* [EXERCISE REQUIREMENTS] Work out how many lines in the listing below include the word "válku". Give nothing but the number.

====

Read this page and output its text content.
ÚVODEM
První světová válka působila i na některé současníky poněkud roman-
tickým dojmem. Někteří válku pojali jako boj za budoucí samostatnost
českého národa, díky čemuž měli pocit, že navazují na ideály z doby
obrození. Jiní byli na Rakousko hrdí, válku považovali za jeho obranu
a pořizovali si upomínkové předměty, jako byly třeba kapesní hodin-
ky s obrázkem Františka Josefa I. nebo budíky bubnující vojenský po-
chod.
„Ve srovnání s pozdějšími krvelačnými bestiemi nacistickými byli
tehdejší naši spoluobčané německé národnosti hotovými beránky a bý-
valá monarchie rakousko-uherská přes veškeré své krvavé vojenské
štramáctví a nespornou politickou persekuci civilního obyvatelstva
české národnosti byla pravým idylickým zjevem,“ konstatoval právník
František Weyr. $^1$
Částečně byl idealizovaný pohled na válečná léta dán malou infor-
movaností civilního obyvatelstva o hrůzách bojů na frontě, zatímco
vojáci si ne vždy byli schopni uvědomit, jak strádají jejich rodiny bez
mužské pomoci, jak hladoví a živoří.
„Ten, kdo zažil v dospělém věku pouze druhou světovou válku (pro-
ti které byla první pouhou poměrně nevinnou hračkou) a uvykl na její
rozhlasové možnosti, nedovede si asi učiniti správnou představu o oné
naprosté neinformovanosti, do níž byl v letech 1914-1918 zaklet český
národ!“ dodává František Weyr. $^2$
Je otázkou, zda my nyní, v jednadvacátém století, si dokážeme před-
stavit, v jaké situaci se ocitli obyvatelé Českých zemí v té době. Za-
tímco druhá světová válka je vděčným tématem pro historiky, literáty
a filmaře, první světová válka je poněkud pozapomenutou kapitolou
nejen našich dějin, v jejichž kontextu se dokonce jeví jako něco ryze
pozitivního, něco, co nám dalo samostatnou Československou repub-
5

====

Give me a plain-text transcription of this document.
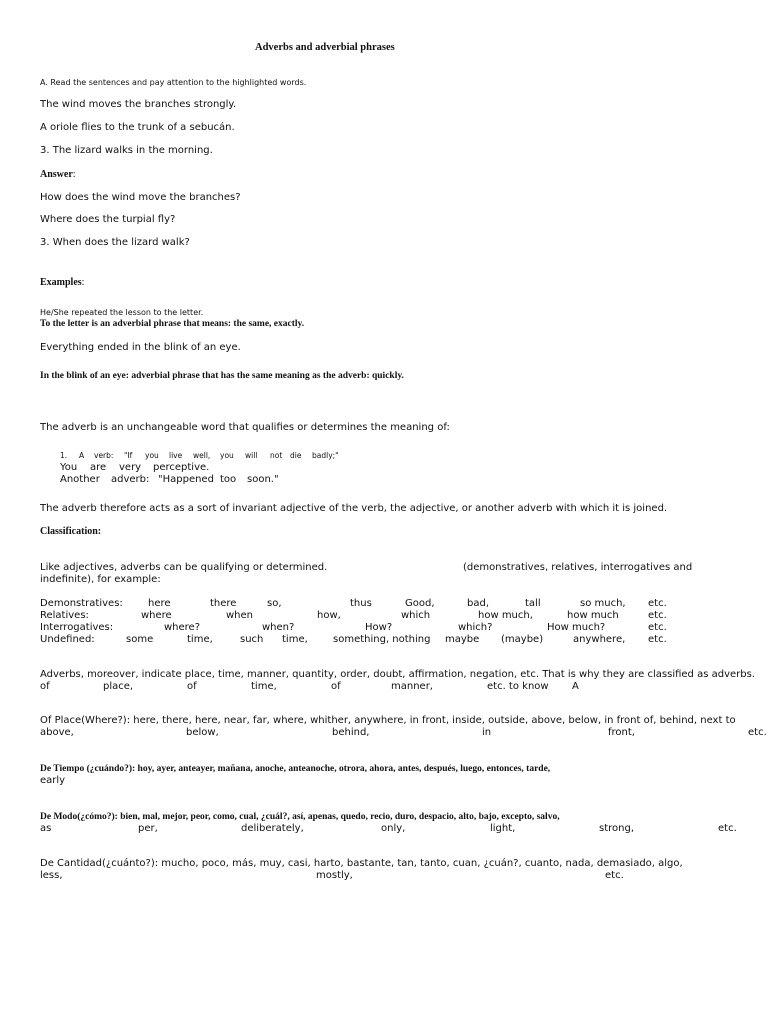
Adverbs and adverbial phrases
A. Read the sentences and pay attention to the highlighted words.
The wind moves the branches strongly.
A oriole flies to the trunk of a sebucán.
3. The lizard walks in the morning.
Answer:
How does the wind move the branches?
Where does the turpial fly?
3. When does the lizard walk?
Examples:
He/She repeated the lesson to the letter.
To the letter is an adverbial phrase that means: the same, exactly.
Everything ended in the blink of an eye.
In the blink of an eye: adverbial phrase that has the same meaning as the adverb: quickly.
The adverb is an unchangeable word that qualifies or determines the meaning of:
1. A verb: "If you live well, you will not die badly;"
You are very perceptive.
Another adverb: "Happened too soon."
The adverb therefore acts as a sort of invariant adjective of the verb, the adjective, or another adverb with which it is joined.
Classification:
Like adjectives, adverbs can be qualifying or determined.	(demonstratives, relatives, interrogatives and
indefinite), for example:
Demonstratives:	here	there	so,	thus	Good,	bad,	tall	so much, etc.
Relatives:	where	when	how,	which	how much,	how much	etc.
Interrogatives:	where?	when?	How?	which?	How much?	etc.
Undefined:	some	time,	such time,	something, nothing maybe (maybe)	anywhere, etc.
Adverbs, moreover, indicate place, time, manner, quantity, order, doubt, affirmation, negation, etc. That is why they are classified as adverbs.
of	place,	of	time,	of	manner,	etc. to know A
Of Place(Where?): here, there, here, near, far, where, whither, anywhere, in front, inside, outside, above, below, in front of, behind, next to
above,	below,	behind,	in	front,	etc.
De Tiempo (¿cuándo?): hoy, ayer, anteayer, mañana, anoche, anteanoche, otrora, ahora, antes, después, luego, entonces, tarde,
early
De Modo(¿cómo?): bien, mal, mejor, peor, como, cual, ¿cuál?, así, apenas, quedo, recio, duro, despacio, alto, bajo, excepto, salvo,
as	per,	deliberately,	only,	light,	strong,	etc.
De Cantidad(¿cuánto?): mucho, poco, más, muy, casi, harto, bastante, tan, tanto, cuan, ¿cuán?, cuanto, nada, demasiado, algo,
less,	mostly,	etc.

====

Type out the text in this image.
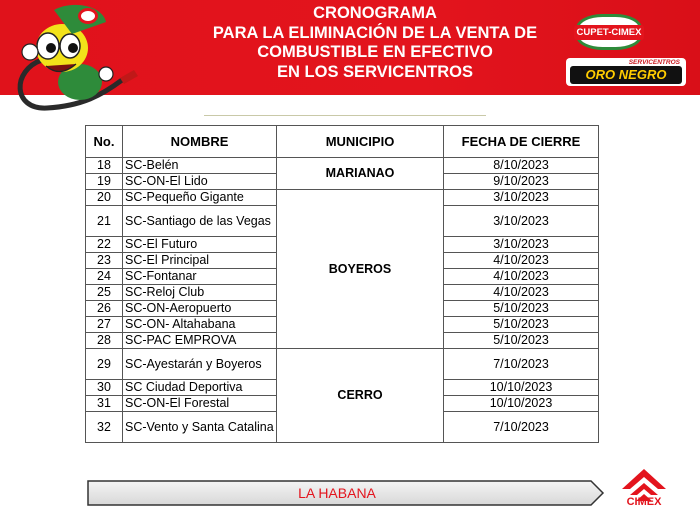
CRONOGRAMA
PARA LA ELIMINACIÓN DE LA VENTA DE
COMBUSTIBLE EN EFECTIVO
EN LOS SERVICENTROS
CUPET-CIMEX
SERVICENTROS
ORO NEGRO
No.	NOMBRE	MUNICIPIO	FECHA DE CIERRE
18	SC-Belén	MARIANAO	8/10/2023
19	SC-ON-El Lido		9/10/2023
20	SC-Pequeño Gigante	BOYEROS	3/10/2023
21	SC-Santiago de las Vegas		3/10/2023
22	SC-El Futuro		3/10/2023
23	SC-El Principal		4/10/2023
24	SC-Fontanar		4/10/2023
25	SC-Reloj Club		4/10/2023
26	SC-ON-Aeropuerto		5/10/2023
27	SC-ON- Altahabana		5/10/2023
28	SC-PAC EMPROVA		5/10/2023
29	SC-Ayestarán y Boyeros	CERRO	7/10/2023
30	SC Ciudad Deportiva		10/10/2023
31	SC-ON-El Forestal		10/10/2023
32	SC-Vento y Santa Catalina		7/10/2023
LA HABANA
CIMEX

====

* [TASK RESPONSE] 3